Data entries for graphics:
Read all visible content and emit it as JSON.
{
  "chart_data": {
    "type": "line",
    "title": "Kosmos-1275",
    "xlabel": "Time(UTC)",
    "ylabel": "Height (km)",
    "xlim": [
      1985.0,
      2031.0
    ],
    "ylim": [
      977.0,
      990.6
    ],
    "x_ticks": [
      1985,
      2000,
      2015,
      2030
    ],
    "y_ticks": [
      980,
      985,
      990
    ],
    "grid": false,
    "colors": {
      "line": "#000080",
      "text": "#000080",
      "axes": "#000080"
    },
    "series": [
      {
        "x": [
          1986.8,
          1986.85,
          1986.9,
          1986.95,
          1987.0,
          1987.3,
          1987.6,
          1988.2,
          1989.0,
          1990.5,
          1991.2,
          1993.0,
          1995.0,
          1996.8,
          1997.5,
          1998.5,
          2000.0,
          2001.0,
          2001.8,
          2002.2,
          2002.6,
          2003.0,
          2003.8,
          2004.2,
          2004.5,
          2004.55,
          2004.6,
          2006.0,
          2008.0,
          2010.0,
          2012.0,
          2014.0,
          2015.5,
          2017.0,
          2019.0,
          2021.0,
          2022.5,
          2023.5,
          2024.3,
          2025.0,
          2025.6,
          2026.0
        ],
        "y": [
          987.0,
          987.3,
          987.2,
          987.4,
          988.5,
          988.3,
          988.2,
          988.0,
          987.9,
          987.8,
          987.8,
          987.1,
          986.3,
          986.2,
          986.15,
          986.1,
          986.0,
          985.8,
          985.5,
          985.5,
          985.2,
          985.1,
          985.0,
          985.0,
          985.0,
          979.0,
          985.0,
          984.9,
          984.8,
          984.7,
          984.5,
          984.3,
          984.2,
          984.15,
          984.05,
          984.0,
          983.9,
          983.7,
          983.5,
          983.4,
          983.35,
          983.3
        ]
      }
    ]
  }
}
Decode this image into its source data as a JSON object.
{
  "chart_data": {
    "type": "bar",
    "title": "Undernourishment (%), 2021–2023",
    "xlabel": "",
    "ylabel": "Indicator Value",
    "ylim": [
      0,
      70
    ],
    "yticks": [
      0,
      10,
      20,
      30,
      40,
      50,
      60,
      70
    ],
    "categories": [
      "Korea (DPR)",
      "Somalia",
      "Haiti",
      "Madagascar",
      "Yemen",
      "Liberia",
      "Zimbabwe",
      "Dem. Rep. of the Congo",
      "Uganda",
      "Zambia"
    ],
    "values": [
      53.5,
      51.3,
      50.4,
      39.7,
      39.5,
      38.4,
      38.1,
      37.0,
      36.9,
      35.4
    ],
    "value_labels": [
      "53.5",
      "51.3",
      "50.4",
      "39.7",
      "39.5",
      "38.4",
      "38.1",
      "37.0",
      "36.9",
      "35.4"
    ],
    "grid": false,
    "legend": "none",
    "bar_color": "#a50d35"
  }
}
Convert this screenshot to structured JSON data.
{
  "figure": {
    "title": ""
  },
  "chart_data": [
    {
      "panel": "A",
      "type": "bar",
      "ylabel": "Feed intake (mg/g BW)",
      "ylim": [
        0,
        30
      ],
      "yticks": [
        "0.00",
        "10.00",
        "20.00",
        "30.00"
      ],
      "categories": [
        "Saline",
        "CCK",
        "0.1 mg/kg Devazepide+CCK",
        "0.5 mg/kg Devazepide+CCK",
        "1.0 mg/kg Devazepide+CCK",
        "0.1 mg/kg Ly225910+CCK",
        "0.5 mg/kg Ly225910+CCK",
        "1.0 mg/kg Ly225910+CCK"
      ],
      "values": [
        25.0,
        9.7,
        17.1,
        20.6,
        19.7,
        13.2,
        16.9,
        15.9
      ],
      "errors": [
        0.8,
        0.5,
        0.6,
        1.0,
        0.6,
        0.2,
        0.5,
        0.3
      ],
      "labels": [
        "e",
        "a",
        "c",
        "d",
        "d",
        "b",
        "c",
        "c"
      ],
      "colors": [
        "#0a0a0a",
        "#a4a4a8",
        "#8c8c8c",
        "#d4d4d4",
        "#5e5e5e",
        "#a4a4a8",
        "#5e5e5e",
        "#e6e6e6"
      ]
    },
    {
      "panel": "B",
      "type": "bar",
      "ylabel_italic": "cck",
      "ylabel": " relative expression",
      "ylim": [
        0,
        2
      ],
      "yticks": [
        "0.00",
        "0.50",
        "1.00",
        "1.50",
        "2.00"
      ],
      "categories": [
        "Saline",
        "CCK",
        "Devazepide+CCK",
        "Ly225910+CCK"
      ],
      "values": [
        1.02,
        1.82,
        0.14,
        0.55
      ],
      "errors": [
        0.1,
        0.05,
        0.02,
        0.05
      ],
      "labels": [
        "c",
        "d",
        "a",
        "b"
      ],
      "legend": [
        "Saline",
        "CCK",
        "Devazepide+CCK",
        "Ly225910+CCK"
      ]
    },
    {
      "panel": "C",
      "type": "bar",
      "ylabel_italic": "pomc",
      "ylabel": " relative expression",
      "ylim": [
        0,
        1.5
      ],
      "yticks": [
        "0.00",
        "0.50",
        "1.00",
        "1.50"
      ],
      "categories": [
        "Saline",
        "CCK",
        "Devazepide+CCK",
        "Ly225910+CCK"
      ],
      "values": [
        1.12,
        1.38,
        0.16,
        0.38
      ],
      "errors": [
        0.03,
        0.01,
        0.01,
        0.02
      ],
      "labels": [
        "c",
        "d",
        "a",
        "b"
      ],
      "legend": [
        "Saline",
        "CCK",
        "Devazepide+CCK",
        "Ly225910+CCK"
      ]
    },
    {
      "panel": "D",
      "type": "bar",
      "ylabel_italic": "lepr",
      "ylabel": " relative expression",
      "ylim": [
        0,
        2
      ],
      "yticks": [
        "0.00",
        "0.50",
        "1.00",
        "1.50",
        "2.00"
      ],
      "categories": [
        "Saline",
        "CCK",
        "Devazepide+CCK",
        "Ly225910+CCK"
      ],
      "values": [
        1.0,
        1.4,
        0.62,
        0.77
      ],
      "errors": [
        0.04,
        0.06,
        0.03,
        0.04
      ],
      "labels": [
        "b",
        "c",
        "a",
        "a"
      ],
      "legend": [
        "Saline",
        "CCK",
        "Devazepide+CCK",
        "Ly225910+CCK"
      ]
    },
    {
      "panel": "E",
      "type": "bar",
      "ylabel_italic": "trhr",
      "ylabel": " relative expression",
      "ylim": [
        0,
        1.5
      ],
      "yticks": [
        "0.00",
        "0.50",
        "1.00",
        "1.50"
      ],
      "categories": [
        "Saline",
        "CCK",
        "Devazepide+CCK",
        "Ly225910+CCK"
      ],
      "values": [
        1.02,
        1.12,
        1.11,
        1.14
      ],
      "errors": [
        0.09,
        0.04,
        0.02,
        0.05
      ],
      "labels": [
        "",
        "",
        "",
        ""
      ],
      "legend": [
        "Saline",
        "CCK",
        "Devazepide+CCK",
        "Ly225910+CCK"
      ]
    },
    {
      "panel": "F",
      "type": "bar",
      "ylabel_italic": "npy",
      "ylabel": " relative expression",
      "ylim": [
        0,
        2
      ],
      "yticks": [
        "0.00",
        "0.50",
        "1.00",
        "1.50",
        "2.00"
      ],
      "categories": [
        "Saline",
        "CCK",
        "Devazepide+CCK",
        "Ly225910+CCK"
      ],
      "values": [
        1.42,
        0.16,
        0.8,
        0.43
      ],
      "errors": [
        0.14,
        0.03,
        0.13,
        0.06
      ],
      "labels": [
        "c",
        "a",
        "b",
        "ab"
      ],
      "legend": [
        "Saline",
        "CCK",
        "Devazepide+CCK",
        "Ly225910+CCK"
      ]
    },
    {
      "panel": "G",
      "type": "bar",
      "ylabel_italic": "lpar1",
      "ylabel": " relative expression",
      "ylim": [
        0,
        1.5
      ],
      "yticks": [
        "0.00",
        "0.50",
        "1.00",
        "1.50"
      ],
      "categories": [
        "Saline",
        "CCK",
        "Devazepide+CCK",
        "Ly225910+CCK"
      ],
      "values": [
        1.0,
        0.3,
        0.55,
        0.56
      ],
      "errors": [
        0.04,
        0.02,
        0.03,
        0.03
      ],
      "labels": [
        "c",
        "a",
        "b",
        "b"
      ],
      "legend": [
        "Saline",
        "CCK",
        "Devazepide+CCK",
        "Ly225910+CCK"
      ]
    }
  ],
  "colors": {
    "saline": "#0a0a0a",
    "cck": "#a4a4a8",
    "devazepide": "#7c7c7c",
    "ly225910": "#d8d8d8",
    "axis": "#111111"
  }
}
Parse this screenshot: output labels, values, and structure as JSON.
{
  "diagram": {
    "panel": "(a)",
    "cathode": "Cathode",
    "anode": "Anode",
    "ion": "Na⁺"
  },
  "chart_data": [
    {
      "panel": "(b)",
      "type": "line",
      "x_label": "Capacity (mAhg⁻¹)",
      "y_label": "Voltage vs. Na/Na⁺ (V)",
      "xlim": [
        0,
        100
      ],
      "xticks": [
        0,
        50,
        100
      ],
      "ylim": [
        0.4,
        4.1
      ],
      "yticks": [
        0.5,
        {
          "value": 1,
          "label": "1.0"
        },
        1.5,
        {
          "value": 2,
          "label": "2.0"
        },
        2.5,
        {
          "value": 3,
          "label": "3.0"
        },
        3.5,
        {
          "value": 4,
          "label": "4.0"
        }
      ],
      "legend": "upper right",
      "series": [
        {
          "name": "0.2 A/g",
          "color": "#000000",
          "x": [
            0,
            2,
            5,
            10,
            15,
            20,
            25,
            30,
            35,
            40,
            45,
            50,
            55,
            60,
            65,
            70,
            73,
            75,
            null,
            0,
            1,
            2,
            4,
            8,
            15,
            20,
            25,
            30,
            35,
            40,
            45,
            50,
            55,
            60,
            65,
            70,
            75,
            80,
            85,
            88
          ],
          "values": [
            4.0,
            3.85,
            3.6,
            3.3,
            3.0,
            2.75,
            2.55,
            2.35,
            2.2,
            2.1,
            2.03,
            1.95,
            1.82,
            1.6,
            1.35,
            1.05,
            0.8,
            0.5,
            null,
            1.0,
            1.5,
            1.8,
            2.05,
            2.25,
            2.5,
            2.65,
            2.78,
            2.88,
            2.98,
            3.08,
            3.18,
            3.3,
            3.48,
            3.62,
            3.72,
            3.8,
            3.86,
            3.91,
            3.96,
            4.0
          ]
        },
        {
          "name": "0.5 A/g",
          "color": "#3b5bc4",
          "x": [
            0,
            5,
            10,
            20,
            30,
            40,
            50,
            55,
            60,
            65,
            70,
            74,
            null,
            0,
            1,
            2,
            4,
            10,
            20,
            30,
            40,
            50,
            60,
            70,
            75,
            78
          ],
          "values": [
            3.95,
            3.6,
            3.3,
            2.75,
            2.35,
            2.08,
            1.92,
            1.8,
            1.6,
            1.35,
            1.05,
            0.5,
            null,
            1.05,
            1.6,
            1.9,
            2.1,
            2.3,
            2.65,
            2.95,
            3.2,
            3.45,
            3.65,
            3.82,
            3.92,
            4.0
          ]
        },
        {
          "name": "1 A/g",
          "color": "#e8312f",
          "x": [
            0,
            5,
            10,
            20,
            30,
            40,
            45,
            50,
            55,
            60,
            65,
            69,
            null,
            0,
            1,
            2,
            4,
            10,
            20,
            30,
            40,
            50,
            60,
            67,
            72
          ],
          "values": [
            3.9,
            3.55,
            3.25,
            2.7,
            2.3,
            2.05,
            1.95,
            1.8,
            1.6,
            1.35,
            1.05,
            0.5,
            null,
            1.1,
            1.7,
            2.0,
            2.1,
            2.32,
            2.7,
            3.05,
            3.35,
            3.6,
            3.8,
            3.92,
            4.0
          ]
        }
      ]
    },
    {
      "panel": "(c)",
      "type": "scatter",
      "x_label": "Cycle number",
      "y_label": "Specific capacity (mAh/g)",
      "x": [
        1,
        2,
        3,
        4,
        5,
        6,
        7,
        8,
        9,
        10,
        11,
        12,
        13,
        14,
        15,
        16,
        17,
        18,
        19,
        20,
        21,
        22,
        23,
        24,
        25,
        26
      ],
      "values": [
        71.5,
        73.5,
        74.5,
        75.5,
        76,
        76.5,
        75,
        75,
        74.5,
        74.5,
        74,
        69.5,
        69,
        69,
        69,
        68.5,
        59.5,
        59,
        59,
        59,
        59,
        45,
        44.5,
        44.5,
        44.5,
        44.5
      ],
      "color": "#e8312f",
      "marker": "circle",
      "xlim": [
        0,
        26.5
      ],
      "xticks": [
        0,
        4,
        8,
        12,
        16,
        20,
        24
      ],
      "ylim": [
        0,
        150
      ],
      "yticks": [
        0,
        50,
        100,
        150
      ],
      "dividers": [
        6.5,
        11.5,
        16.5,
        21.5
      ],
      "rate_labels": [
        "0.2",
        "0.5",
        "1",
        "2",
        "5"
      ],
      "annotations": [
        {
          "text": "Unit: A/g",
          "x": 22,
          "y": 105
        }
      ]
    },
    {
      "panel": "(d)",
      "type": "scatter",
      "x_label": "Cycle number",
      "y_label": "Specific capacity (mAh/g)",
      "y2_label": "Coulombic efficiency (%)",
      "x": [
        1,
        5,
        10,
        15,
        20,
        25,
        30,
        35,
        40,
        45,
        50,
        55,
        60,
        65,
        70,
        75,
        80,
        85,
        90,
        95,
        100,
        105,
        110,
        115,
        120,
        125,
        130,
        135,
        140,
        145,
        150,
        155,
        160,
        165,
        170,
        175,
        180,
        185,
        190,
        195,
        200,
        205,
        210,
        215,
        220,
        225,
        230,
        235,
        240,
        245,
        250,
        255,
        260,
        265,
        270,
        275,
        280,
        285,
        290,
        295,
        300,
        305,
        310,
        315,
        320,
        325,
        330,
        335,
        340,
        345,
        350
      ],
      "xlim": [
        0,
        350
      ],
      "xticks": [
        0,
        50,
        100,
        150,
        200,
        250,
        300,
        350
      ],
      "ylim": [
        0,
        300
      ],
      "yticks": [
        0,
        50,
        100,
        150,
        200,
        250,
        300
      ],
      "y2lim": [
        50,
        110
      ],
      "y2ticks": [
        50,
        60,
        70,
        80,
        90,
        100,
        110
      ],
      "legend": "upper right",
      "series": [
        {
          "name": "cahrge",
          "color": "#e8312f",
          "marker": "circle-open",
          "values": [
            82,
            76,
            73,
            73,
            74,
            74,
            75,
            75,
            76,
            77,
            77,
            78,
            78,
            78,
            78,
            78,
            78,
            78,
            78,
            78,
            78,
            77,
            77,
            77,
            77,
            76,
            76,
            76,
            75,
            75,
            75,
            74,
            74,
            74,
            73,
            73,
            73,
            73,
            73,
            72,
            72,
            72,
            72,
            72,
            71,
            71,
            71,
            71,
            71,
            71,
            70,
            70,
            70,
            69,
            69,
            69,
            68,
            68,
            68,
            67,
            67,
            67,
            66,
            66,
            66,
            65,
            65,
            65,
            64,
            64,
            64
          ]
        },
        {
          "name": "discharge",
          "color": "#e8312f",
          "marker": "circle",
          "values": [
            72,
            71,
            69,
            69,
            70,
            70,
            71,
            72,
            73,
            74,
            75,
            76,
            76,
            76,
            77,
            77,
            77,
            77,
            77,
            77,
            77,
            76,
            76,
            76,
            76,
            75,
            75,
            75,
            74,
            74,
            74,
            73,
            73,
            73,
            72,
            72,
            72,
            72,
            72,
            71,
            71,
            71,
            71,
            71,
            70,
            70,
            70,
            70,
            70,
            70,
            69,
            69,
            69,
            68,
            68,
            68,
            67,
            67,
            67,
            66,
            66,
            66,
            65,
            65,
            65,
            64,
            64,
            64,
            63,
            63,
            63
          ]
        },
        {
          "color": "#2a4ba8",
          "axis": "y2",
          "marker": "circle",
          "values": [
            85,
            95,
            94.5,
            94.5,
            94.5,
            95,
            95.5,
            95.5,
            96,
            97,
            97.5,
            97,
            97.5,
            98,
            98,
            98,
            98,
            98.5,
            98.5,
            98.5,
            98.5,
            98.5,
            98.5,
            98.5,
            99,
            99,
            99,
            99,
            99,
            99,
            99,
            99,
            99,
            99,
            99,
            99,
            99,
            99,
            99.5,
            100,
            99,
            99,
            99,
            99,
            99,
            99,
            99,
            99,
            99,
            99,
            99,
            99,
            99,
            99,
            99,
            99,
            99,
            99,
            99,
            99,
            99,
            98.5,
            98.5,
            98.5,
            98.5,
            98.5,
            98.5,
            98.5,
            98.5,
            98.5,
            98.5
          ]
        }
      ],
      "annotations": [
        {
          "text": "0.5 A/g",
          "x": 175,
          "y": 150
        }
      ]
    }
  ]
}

Exercise directions:
Pick out and copy every line that contains the word "panel".

Result for this task:
      "panel": "A",
      "panel": "B",
      "panel": "C",
      "panel": "D",
      "panel": "E",
      "panel": "F",
      "panel": "G",
    "panel": "(a)",
      "panel": "(b)",
      "panel": "(c)",
      "panel": "(d)",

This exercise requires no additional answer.